Excerpt from a dataset
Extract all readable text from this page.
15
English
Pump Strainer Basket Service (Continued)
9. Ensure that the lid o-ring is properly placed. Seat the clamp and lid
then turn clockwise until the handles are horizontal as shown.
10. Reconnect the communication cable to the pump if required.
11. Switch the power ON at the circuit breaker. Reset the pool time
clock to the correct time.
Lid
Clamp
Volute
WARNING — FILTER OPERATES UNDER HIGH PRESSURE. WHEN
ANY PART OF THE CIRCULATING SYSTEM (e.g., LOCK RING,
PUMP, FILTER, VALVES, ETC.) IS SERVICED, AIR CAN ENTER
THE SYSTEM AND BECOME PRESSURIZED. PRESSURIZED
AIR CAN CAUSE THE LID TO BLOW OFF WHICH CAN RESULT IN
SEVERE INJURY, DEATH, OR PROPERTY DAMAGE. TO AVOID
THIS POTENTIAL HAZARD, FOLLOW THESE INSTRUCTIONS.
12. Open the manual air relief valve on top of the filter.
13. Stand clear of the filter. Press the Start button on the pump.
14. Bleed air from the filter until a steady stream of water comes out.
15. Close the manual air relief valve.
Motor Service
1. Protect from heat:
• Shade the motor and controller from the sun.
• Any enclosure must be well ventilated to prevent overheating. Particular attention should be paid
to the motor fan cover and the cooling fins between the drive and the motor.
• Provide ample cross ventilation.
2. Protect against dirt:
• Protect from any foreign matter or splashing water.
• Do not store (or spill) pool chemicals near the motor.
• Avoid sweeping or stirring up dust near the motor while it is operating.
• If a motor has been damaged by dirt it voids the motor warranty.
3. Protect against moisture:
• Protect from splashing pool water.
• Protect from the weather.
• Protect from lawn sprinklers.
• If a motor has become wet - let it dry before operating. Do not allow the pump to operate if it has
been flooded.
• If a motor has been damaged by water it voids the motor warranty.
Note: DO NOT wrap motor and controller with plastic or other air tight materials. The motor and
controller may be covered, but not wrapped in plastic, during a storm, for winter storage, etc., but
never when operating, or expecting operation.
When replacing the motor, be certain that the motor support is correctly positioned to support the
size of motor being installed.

• _Your instructions_
Take the entries and copy them out exactly.

• _Answer to the exercise_
Extract all readable text from this page.
15
English
Pump Strainer Basket Service (Continued)
9. Ensure that the lid o-ring is properly placed. Seat the clamp and lid
then turn clockwise until the handles are horizontal as shown.
10. Reconnect the communication cable to the pump if required.
11. Switch the power ON at the circuit breaker. Reset the pool time
clock to the correct time.
Lid
Clamp
Volute
WARNING — FILTER OPERATES UNDER HIGH PRESSURE. WHEN
ANY PART OF THE CIRCULATING SYSTEM (e.g., LOCK RING,
PUMP, FILTER, VALVES, ETC.) IS SERVICED, AIR CAN ENTER
THE SYSTEM AND BECOME PRESSURIZED. PRESSURIZED
AIR CAN CAUSE THE LID TO BLOW OFF WHICH CAN RESULT IN
SEVERE INJURY, DEATH, OR PROPERTY DAMAGE. TO AVOID
THIS POTENTIAL HAZARD, FOLLOW THESE INSTRUCTIONS.
12. Open the manual air relief valve on top of the filter.
13. Stand clear of the filter. Press the Start button on the pump.
14. Bleed air from the filter until a steady stream of water comes out.
15. Close the manual air relief valve.
Motor Service
1. Protect from heat:
• Shade the motor and controller from the sun.
• Any enclosure must be well ventilated to prevent overheating. Particular attention should be paid
to the motor fan cover and the cooling fins between the drive and the motor.
• Provide ample cross ventilation.
2. Protect against dirt:
• Protect from any foreign matter or splashing water.
• Do not store (or spill) pool chemicals near the motor.
• Avoid sweeping or stirring up dust near the motor while it is operating.
• If a motor has been damaged by dirt it voids the motor warranty.
3. Protect against moisture:
• Protect from splashing pool water.
• Protect from the weather.
• Protect from lawn sprinklers.
• If a motor has become wet - let it dry before operating. Do not allow the pump to operate if it has
been flooded.
• If a motor has been damaged by water it voids the motor warranty.
Note: DO NOT wrap motor and controller with plastic or other air tight materials. The motor and
controller may be covered, but not wrapped in plastic, during a storm, for winter storage, etc., but
never when operating, or expecting operation.
When replacing the motor, be certain that the motor support is correctly positioned to support the
size of motor being installed.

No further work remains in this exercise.